Goal
Your task is to repeat all of the data exactly while excluding the pictures.

Data to use
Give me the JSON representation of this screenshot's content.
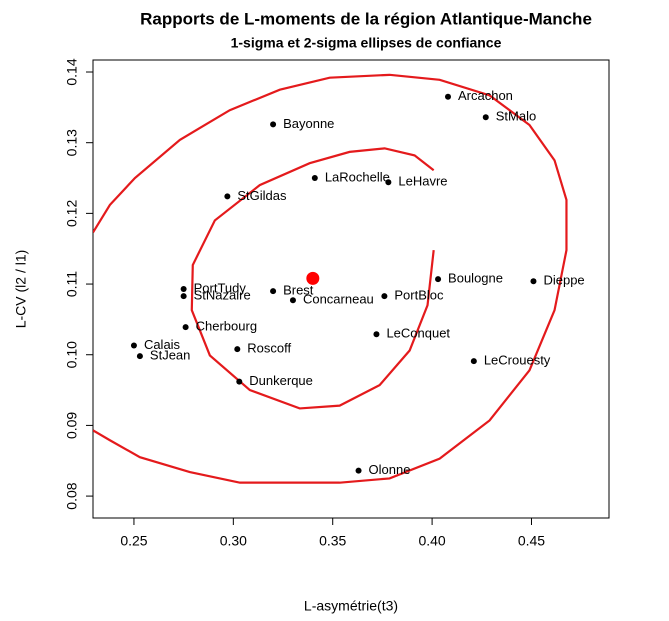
{
  "chart_data": {
    "type": "scatter",
    "title": "Rapports de L-moments de la région Atlantique-Manche",
    "subtitle": "1-sigma et 2-sigma ellipses de confiance",
    "xlabel": "L-asymétrie(t3)",
    "ylabel": "L-CV (l2 / l1)",
    "xlim": [
      0.2294,
      0.489
    ],
    "ylim": [
      0.0769,
      0.1417
    ],
    "xticks": [
      0.25,
      {
        "value": 0.3,
        "label": "0.30"
      },
      0.35,
      {
        "value": 0.4,
        "label": "0.40"
      },
      0.45
    ],
    "yticks": [
      0.08,
      0.09,
      {
        "value": 0.1,
        "label": "0.10"
      },
      0.11,
      0.12,
      0.13,
      0.14
    ],
    "point_color": "#000000",
    "labels": [
      "Arcachon",
      "StMalo",
      "Bayonne",
      "LaRochelle",
      "LeHavre",
      "StGildas",
      "PortTudy",
      "StNazaire",
      "Brest",
      "Concarneau",
      "PortBloc",
      "Boulogne",
      "Dieppe",
      "Cherbourg",
      "LeConquet",
      "Calais",
      "StJean",
      "Roscoff",
      "Dunkerque",
      "LeCrouesty",
      "Olonne"
    ],
    "x": [
      0.408,
      0.427,
      0.32,
      0.341,
      0.378,
      0.297,
      0.275,
      0.275,
      0.32,
      0.33,
      0.376,
      0.403,
      0.451,
      0.276,
      0.372,
      0.25,
      0.253,
      0.302,
      0.303,
      0.421,
      0.363
    ],
    "y": [
      0.1365,
      0.1336,
      0.1326,
      0.125,
      0.1244,
      0.1224,
      0.1093,
      0.1083,
      0.109,
      0.1077,
      0.1083,
      0.1107,
      0.1104,
      0.1039,
      0.1029,
      0.1013,
      0.0998,
      0.1008,
      0.0962,
      0.0991,
      0.0836
    ],
    "center": {
      "x": 0.34,
      "y": 0.1108,
      "color": "#ff0000"
    },
    "ellipse_color": "#e41a1c",
    "ellipses": [
      {
        "x": [
          0.4008,
          0.3912,
          0.3761,
          0.3585,
          0.3384,
          0.3133,
          0.2907,
          0.2796,
          0.2791,
          0.2882,
          0.3083,
          0.3334,
          0.3535,
          0.3736,
          0.3887,
          0.3977,
          0.4008
        ],
        "y": [
          0.1261,
          0.1282,
          0.1292,
          0.1287,
          0.1271,
          0.124,
          0.119,
          0.1127,
          0.1063,
          0.0999,
          0.095,
          0.0924,
          0.0928,
          0.0957,
          0.1006,
          0.107,
          0.1148
        ]
      },
      {
        "x": [
          0.2294,
          0.2379,
          0.2505,
          0.2731,
          0.2982,
          0.3234,
          0.3485,
          0.3786,
          0.4038,
          0.4289,
          0.449,
          0.4616,
          0.4676,
          0.4676,
          0.4616,
          0.449,
          0.4289,
          0.4038,
          0.3786,
          0.3535,
          0.3284,
          0.3033,
          0.2781,
          0.253,
          0.2379,
          0.2294
        ],
        "y": [
          0.1173,
          0.1212,
          0.125,
          0.1304,
          0.1346,
          0.1375,
          0.1392,
          0.1396,
          0.1389,
          0.1367,
          0.1325,
          0.1275,
          0.1219,
          0.1148,
          0.1063,
          0.0978,
          0.0907,
          0.0853,
          0.0825,
          0.0819,
          0.0819,
          0.0819,
          0.0834,
          0.0855,
          0.0879,
          0.0893
        ]
      }
    ]
  }
}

Exercise result
Give me the JSON representation of this screenshot's content.
{
  "chart_data": {
    "type": "scatter",
    "title": "Rapports de L-moments de la région Atlantique-Manche",
    "subtitle": "1-sigma et 2-sigma ellipses de confiance",
    "xlabel": "L-asymétrie(t3)",
    "ylabel": "L-CV (l2 / l1)",
    "xlim": [
      0.2294,
      0.489
    ],
    "ylim": [
      0.0769,
      0.1417
    ],
    "xticks": [
      0.25,
      {
        "value": 0.3,
        "label": "0.30"
      },
      0.35,
      {
        "value": 0.4,
        "label": "0.40"
      },
      0.45
    ],
    "yticks": [
      0.08,
      0.09,
      {
        "value": 0.1,
        "label": "0.10"
      },
      0.11,
      0.12,
      0.13,
      0.14
    ],
    "point_color": "#000000",
    "labels": [
      "Arcachon",
      "StMalo",
      "Bayonne",
      "LaRochelle",
      "LeHavre",
      "StGildas",
      "PortTudy",
      "StNazaire",
      "Brest",
      "Concarneau",
      "PortBloc",
      "Boulogne",
      "Dieppe",
      "Cherbourg",
      "LeConquet",
      "Calais",
      "StJean",
      "Roscoff",
      "Dunkerque",
      "LeCrouesty",
      "Olonne"
    ],
    "x": [
      0.408,
      0.427,
      0.32,
      0.341,
      0.378,
      0.297,
      0.275,
      0.275,
      0.32,
      0.33,
      0.376,
      0.403,
      0.451,
      0.276,
      0.372,
      0.25,
      0.253,
      0.302,
      0.303,
      0.421,
      0.363
    ],
    "y": [
      0.1365,
      0.1336,
      0.1326,
      0.125,
      0.1244,
      0.1224,
      0.1093,
      0.1083,
      0.109,
      0.1077,
      0.1083,
      0.1107,
      0.1104,
      0.1039,
      0.1029,
      0.1013,
      0.0998,
      0.1008,
      0.0962,
      0.0991,
      0.0836
    ],
    "center": {
      "x": 0.34,
      "y": 0.1108,
      "color": "#ff0000"
    },
    "ellipse_color": "#e41a1c",
    "ellipses": [
      {
        "x": [
          0.4008,
          0.3912,
          0.3761,
          0.3585,
          0.3384,
          0.3133,
          0.2907,
          0.2796,
          0.2791,
          0.2882,
          0.3083,
          0.3334,
          0.3535,
          0.3736,
          0.3887,
          0.3977,
          0.4008
        ],
        "y": [
          0.1261,
          0.1282,
          0.1292,
          0.1287,
          0.1271,
          0.124,
          0.119,
          0.1127,
          0.1063,
          0.0999,
          0.095,
          0.0924,
          0.0928,
          0.0957,
          0.1006,
          0.107,
          0.1148
        ]
      },
      {
        "x": [
          0.2294,
          0.2379,
          0.2505,
          0.2731,
          0.2982,
          0.3234,
          0.3485,
          0.3786,
          0.4038,
          0.4289,
          0.449,
          0.4616,
          0.4676,
          0.4676,
          0.4616,
          0.449,
          0.4289,
          0.4038,
          0.3786,
          0.3535,
          0.3284,
          0.3033,
          0.2781,
          0.253,
          0.2379,
          0.2294
        ],
        "y": [
          0.1173,
          0.1212,
          0.125,
          0.1304,
          0.1346,
          0.1375,
          0.1392,
          0.1396,
          0.1389,
          0.1367,
          0.1325,
          0.1275,
          0.1219,
          0.1148,
          0.1063,
          0.0978,
          0.0907,
          0.0853,
          0.0825,
          0.0819,
          0.0819,
          0.0819,
          0.0834,
          0.0855,
          0.0879,
          0.0893
        ]
      }
    ]
  }
}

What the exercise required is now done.